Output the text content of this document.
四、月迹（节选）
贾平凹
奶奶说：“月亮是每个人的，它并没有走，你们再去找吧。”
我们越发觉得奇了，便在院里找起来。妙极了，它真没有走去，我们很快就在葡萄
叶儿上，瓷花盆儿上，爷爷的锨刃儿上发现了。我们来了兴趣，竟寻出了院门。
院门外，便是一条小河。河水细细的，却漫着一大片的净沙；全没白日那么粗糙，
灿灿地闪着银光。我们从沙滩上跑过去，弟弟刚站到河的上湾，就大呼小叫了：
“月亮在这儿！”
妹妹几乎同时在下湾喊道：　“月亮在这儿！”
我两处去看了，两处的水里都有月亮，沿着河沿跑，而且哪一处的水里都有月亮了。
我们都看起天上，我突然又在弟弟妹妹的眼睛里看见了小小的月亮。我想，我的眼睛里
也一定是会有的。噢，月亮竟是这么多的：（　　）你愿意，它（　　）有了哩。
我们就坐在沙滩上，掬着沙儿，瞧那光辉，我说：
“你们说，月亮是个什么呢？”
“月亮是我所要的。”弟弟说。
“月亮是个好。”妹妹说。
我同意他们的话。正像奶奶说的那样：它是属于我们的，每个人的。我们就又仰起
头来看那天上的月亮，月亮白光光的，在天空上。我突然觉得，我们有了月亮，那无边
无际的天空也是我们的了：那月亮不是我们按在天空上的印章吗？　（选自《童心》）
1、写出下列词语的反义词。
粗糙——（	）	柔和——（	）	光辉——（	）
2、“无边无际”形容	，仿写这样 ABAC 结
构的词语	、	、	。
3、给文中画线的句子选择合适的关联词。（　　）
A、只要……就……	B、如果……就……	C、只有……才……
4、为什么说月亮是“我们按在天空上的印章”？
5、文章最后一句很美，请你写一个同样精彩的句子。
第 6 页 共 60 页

################

> Exercise brief
Generate an exact reproduction of all entries.

> Exercise solution
Output the text content of this document.
四、月迹（节选）
贾平凹
奶奶说：“月亮是每个人的，它并没有走，你们再去找吧。”
我们越发觉得奇了，便在院里找起来。妙极了，它真没有走去，我们很快就在葡萄
叶儿上，瓷花盆儿上，爷爷的锨刃儿上发现了。我们来了兴趣，竟寻出了院门。
院门外，便是一条小河。河水细细的，却漫着一大片的净沙；全没白日那么粗糙，
灿灿地闪着银光。我们从沙滩上跑过去，弟弟刚站到河的上湾，就大呼小叫了：
“月亮在这儿！”
妹妹几乎同时在下湾喊道：　“月亮在这儿！”
我两处去看了，两处的水里都有月亮，沿着河沿跑，而且哪一处的水里都有月亮了。
我们都看起天上，我突然又在弟弟妹妹的眼睛里看见了小小的月亮。我想，我的眼睛里
也一定是会有的。噢，月亮竟是这么多的：（　　）你愿意，它（　　）有了哩。
我们就坐在沙滩上，掬着沙儿，瞧那光辉，我说：
“你们说，月亮是个什么呢？”
“月亮是我所要的。”弟弟说。
“月亮是个好。”妹妹说。
我同意他们的话。正像奶奶说的那样：它是属于我们的，每个人的。我们就又仰起
头来看那天上的月亮，月亮白光光的，在天空上。我突然觉得，我们有了月亮，那无边
无际的天空也是我们的了：那月亮不是我们按在天空上的印章吗？　（选自《童心》）
1、写出下列词语的反义词。
粗糙——（	）	柔和——（	）	光辉——（	）
2、“无边无际”形容	，仿写这样 ABAC 结
构的词语	、	、	。
3、给文中画线的句子选择合适的关联词。（　　）
A、只要……就……	B、如果……就……	C、只有……才……
4、为什么说月亮是“我们按在天空上的印章”？
5、文章最后一句很美，请你写一个同样精彩的句子。
第 6 页 共 60 页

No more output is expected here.